**Dataset records:**
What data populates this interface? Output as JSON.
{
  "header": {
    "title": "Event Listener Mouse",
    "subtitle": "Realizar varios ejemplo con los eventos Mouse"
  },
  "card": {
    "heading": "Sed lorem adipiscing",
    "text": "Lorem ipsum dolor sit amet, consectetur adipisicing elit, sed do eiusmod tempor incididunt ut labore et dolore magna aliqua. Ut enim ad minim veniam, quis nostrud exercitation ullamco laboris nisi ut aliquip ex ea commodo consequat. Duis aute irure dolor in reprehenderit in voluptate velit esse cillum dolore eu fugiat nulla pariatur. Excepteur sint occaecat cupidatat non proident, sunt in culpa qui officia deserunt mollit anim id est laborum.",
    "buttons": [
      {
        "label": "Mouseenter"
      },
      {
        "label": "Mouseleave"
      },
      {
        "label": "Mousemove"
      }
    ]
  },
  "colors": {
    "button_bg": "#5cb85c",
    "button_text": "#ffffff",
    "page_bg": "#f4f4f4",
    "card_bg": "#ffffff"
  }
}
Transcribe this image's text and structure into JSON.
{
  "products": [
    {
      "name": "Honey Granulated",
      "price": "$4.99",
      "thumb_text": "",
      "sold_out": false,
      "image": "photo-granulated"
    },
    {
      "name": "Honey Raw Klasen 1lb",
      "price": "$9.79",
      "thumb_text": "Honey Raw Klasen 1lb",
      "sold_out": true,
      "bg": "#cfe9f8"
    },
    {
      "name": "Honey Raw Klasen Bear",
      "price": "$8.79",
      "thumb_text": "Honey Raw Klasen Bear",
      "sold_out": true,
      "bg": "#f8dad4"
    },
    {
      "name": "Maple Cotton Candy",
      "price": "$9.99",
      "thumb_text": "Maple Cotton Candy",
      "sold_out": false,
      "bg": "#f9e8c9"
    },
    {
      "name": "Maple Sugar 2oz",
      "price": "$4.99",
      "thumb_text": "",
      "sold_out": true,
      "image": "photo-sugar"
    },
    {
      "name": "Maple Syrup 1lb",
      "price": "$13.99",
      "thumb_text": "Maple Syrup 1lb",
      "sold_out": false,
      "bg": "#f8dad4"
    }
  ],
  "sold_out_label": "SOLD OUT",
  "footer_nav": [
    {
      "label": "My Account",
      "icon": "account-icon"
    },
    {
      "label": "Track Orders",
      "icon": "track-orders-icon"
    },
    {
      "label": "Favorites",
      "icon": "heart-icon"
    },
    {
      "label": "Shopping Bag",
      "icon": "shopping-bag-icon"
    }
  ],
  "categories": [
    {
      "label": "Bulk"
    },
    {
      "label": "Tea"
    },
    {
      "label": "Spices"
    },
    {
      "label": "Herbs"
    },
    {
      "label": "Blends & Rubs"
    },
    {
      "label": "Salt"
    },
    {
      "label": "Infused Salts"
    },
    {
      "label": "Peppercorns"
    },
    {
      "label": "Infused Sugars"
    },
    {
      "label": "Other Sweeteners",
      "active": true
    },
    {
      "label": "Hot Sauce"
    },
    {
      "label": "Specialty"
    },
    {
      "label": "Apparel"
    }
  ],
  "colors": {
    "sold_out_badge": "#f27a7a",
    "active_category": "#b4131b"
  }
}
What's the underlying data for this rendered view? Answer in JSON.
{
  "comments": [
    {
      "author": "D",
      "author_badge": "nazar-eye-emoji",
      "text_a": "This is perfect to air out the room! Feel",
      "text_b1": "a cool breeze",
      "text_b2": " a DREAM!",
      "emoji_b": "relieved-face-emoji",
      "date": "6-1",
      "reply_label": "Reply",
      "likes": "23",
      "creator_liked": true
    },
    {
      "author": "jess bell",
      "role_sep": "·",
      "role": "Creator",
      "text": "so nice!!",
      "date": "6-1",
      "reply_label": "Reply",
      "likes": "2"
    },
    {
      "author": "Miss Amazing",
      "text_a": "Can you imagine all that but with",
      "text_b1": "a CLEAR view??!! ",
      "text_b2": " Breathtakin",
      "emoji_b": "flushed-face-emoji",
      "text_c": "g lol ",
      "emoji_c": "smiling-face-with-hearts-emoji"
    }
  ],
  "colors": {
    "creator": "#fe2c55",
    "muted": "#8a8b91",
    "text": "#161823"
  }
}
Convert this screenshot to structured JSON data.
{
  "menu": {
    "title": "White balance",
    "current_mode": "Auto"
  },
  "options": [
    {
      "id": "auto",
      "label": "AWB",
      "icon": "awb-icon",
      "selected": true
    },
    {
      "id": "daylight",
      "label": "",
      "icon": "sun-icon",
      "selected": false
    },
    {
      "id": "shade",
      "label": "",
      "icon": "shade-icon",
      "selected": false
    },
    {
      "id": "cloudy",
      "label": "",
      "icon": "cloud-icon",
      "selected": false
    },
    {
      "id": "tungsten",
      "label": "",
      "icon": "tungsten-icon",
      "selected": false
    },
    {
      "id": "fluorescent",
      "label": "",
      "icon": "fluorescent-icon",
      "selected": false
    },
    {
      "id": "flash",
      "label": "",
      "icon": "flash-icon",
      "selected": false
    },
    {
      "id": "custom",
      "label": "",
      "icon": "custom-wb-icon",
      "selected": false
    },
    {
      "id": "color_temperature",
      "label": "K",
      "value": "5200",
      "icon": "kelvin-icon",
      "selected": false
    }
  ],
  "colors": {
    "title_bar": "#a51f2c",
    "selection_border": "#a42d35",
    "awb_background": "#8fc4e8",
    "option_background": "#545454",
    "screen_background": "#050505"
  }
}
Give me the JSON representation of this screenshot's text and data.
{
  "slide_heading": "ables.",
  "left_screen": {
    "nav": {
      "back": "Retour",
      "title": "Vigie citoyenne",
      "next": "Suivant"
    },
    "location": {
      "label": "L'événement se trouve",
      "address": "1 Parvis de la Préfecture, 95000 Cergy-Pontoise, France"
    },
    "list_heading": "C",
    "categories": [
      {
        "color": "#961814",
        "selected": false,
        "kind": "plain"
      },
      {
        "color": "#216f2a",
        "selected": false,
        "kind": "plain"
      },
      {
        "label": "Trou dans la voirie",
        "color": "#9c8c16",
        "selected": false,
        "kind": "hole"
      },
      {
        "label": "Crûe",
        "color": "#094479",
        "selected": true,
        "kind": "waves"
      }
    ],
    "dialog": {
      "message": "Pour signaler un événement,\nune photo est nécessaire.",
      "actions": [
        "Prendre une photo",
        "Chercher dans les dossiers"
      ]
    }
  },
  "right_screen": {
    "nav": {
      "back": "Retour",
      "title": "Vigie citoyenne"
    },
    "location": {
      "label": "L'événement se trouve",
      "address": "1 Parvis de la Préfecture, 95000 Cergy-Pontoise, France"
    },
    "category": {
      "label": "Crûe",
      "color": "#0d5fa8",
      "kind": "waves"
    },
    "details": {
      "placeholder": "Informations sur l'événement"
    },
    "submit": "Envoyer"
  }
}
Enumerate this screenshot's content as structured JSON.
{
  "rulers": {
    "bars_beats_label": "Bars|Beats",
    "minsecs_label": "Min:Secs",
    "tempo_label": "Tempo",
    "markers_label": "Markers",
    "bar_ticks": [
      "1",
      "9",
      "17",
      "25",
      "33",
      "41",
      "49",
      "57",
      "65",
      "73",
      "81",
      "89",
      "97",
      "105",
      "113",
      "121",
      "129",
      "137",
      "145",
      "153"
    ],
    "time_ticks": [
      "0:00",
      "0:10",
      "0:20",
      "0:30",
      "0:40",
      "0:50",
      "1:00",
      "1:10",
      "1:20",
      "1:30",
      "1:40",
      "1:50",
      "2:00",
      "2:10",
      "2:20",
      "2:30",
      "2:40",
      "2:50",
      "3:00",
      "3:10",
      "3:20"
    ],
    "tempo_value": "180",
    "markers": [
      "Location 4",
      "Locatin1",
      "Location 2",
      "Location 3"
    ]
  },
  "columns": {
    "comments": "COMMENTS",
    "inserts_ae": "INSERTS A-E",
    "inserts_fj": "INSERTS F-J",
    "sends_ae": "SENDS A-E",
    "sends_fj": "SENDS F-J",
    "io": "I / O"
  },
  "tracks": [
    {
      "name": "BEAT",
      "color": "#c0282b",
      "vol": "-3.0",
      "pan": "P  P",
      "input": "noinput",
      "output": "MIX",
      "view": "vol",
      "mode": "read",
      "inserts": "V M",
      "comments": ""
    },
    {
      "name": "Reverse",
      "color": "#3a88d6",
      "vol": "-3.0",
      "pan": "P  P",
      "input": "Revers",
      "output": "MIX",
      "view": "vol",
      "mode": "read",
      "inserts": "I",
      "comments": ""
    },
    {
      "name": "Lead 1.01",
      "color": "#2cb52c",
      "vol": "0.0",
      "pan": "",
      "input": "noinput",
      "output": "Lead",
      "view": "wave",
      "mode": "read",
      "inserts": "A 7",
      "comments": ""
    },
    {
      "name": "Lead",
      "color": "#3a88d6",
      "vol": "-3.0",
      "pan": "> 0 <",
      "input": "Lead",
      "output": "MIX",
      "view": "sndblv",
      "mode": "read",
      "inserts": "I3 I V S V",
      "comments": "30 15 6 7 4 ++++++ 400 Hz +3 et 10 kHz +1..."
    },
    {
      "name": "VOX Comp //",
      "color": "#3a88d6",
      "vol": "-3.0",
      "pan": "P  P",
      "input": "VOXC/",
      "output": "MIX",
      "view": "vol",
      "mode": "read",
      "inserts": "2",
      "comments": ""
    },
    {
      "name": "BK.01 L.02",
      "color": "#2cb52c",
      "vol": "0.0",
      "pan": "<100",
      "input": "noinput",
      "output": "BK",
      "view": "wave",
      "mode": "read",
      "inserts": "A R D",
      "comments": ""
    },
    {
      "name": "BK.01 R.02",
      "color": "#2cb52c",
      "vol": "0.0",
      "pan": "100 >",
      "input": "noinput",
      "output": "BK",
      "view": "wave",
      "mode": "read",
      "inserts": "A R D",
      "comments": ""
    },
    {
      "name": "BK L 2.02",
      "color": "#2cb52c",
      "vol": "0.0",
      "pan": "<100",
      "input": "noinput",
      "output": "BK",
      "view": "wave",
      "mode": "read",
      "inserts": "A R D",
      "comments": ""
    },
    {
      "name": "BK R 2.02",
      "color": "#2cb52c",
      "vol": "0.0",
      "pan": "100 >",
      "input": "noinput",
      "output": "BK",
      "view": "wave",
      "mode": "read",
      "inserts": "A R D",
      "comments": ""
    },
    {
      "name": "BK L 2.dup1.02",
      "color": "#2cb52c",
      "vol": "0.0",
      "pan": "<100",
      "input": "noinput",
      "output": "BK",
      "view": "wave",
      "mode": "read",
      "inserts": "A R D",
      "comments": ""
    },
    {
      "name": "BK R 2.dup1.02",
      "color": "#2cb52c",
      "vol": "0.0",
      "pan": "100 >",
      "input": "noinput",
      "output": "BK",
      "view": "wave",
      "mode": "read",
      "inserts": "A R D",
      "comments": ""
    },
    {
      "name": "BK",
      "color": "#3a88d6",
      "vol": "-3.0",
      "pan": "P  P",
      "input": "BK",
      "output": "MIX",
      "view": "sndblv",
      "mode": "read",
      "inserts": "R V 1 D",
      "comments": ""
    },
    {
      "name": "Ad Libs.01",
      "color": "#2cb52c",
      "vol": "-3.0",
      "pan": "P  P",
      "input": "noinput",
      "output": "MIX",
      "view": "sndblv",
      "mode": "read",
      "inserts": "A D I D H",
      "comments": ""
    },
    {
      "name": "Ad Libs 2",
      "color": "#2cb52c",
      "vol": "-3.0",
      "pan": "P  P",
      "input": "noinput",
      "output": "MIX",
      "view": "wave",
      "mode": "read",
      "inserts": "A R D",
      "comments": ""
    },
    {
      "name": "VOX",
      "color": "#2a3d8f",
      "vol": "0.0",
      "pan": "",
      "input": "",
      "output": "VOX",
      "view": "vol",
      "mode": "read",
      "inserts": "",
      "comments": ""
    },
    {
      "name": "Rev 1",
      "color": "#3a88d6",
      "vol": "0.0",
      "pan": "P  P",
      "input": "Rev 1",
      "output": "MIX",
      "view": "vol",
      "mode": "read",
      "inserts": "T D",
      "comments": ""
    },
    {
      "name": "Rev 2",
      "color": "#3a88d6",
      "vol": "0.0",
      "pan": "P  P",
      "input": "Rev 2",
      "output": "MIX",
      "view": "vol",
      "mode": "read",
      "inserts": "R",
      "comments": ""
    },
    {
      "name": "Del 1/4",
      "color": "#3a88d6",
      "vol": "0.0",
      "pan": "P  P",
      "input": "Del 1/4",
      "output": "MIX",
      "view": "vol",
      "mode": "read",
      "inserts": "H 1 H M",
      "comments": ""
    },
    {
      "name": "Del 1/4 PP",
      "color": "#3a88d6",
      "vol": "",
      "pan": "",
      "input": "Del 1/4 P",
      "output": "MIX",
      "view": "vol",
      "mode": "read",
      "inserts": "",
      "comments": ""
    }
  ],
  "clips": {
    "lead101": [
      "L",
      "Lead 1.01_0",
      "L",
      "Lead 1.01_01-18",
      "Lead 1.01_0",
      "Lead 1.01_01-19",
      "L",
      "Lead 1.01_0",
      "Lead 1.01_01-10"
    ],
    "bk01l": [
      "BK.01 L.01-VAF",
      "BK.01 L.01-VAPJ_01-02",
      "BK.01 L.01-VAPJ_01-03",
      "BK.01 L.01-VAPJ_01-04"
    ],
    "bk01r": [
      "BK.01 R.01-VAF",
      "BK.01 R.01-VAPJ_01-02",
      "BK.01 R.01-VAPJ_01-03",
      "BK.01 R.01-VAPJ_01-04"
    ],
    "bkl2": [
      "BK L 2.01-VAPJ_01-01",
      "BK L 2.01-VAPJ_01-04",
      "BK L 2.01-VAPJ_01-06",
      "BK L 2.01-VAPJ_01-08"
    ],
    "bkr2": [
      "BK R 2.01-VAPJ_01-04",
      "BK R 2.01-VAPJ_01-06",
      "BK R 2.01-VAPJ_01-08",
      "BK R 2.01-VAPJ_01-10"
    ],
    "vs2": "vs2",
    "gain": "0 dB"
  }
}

**WHAT THE TASK REQUIRES:**
Give solely the number of lines in the data that contain the string "screenshot".

**RESULT OF THIS EXERCISE:**
3